_TASK INPUTS_.
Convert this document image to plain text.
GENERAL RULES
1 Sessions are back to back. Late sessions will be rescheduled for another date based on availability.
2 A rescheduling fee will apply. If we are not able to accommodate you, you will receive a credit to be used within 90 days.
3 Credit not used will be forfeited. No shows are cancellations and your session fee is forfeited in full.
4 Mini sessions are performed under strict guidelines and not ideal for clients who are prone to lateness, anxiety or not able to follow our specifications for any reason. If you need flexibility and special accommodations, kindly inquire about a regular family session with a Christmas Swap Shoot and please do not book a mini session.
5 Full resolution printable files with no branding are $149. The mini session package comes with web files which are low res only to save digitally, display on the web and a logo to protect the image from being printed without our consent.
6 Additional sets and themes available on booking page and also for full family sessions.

_STATED GOAL_. Every record should be repeated exactly; please leave none out.

_RESULT_.
Convert this document image to plain text.
GENERAL RULES
1 Sessions are back to back. Late sessions will be rescheduled for another date based on availability.
2 A rescheduling fee will apply. If we are not able to accommodate you, you will receive a credit to be used within 90 days.
3 Credit not used will be forfeited. No shows are cancellations and your session fee is forfeited in full.
4 Mini sessions are performed under strict guidelines and not ideal for clients who are prone to lateness, anxiety or not able to follow our specifications for any reason. If you need flexibility and special accommodations, kindly inquire about a regular family session with a Christmas Swap Shoot and please do not book a mini session.
5 Full resolution printable files with no branding are $149. The mini session package comes with web files which are low res only to save digitally, display on the web and a logo to protect the image from being printed without our consent.
6 Additional sets and themes available on booking page and also for full family sessions.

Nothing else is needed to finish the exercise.